▶ WRITTEN REQUEST
Return exactly the lines of the data below, from the one that contains "What data populates" through the final line, and leave out every picture.

▶ Items from a data source
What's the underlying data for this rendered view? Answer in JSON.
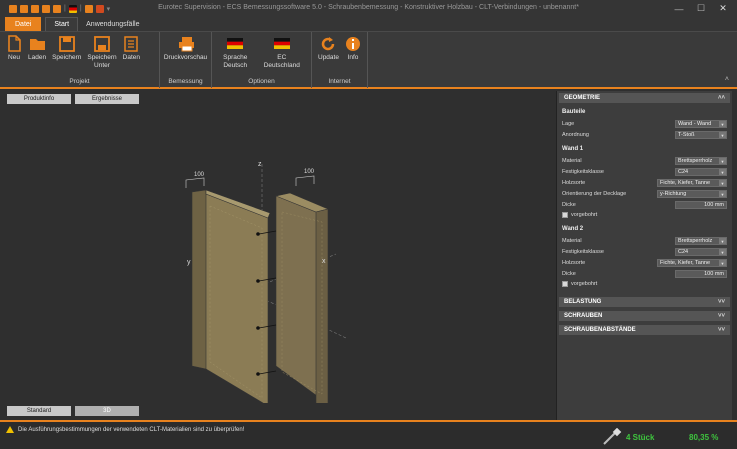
{
  "window": {
    "title": "Eurotec Supervision - ECS Bemessungssoftware 5.0 - Schraubenbemessung - Konstruktiver Holzbau - CLT-Verbindungen - unbenannt*",
    "min": "—",
    "max": "☐",
    "close": "✕"
  },
  "tabs": {
    "file": "Datei",
    "start": "Start",
    "usecases": "Anwendungsfälle"
  },
  "ribbon": {
    "groups": [
      {
        "label": "Projekt",
        "buttons": [
          "Neu",
          "Laden",
          "Speichern",
          "Speichern\nUnter",
          "Daten"
        ]
      },
      {
        "label": "Bemessung",
        "buttons": [
          "Druckvorschau"
        ]
      },
      {
        "label": "Optionen",
        "buttons": [
          "Sprache\nDeutsch",
          "EC\nDeutschland"
        ]
      },
      {
        "label": "Internet",
        "buttons": [
          "Update",
          "Info"
        ]
      }
    ],
    "collapse": "˄"
  },
  "work": {
    "top_tabs": [
      "Produktinfo",
      "Ergebnisse"
    ],
    "bottom_tabs": [
      "Standard",
      "3D"
    ],
    "axes": {
      "z": "z",
      "y": "y",
      "x": "x"
    },
    "dims": [
      "100",
      "100"
    ]
  },
  "panel": {
    "geometry": {
      "title": "GEOMETRIE",
      "chev": "˄˄"
    },
    "bauteile": {
      "title": "Bauteile",
      "lage_label": "Lage",
      "lage": "Wand - Wand",
      "anordnung_label": "Anordnung",
      "anordnung": "T-Stoß"
    },
    "wand1": {
      "title": "Wand 1",
      "material_label": "Material",
      "material": "Brettsperrholz",
      "fk_label": "Festigkeitsklasse",
      "fk": "C24",
      "holz_label": "Holzsorte",
      "holz": "Fichte, Kiefer, Tanne",
      "ori_label": "Orientierung der Decklage",
      "ori": "y-Richtung",
      "dicke_label": "Dicke",
      "dicke": "100 mm",
      "vorgebohrt": "vorgebohrt"
    },
    "wand2": {
      "title": "Wand 2",
      "material_label": "Material",
      "material": "Brettsperrholz",
      "fk_label": "Festigkeitsklasse",
      "fk": "C24",
      "holz_label": "Holzsorte",
      "holz": "Fichte, Kiefer, Tanne",
      "dicke_label": "Dicke",
      "dicke": "100 mm",
      "vorgebohrt": "vorgebohrt"
    },
    "sections": [
      {
        "title": "BELASTUNG",
        "chev": "˅˅"
      },
      {
        "title": "SCHRAUBEN",
        "chev": "˅˅"
      },
      {
        "title": "SCHRAUBENABSTÄNDE",
        "chev": "˅˅"
      }
    ]
  },
  "status": {
    "warning": "Die Ausführungsbestimmungen der verwendeten CLT-Materialien sind zu überprüfen!",
    "count": "4 Stück",
    "percent": "80,35 %"
  },
  "colors": {
    "accent": "#e8821e",
    "ok": "#3ec43e",
    "wood": "#8b7c55"
  }
}
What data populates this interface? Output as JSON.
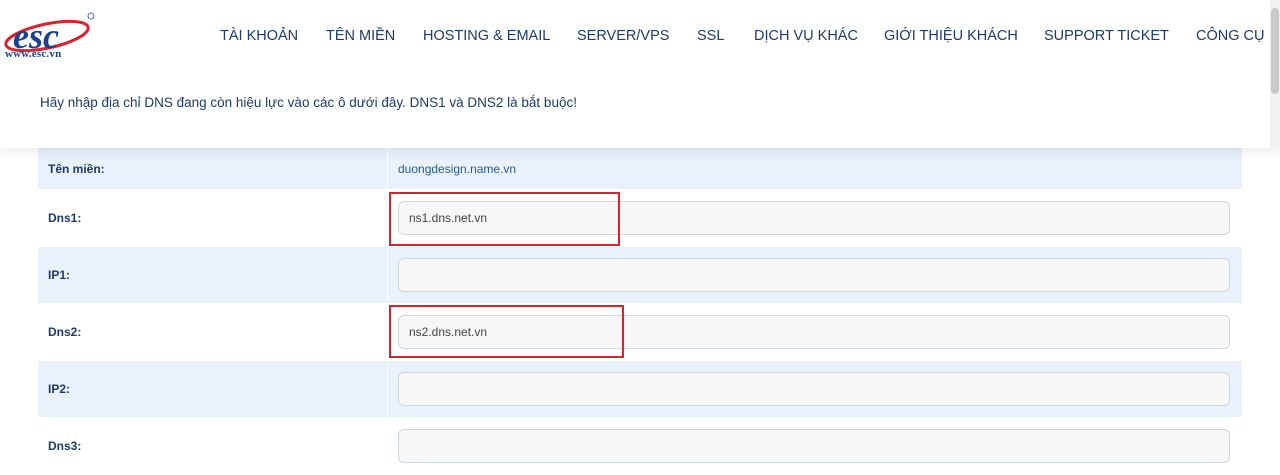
{
  "logo": {
    "text": "esc",
    "url": "www.esc.vn"
  },
  "nav": {
    "items": [
      {
        "label": "TÀI KHOẢN"
      },
      {
        "label": "TÊN MIỀN"
      },
      {
        "label": "HOSTING & EMAIL"
      },
      {
        "label": "SERVER/VPS"
      },
      {
        "label": "SSL"
      },
      {
        "label": "DỊCH VỤ KHÁC"
      },
      {
        "label": "GIỚI THIỆU KHÁCH"
      },
      {
        "label": "SUPPORT TICKET"
      },
      {
        "label": "CÔNG CỤ"
      }
    ]
  },
  "instruction": "Hãy nhập địa chỉ DNS đang còn hiệu lực vào các ô dưới đây. DNS1 và DNS2 là bắt buộc!",
  "form": {
    "domain": {
      "label": "Tên miền:",
      "value": "duongdesign.name.vn"
    },
    "dns1": {
      "label": "Dns1:",
      "value": "ns1.dns.net.vn"
    },
    "ip1": {
      "label": "IP1:",
      "value": ""
    },
    "dns2": {
      "label": "Dns2:",
      "value": "ns2.dns.net.vn"
    },
    "ip2": {
      "label": "IP2:",
      "value": ""
    },
    "dns3": {
      "label": "Dns3:",
      "value": ""
    }
  },
  "colors": {
    "accent_text": "#1d3a6a",
    "row_shade": "#e9f1fa",
    "highlight": "#d9232d"
  }
}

▶ SOLUTION FOR THIS EXERCISE
What data populates this interface? Output as JSON.
{
  "logo": {
    "text": "esc",
    "url": "www.esc.vn"
  },
  "nav": {
    "items": [
      {
        "label": "TÀI KHOẢN"
      },
      {
        "label": "TÊN MIỀN"
      },
      {
        "label": "HOSTING & EMAIL"
      },
      {
        "label": "SERVER/VPS"
      },
      {
        "label": "SSL"
      },
      {
        "label": "DỊCH VỤ KHÁC"
      },
      {
        "label": "GIỚI THIỆU KHÁCH"
      },
      {
        "label": "SUPPORT TICKET"
      },
      {
        "label": "CÔNG CỤ"
      }
    ]
  },
  "instruction": "Hãy nhập địa chỉ DNS đang còn hiệu lực vào các ô dưới đây. DNS1 và DNS2 là bắt buộc!",
  "form": {
    "domain": {
      "label": "Tên miền:",
      "value": "duongdesign.name.vn"
    },
    "dns1": {
      "label": "Dns1:",
      "value": "ns1.dns.net.vn"
    },
    "ip1": {
      "label": "IP1:",
      "value": ""
    },
    "dns2": {
      "label": "Dns2:",
      "value": "ns2.dns.net.vn"
    },
    "ip2": {
      "label": "IP2:",
      "value": ""
    },
    "dns3": {
      "label": "Dns3:",
      "value": ""
    }
  },
  "colors": {
    "accent_text": "#1d3a6a",
    "row_shade": "#e9f1fa",
    "highlight": "#d9232d"
  }
}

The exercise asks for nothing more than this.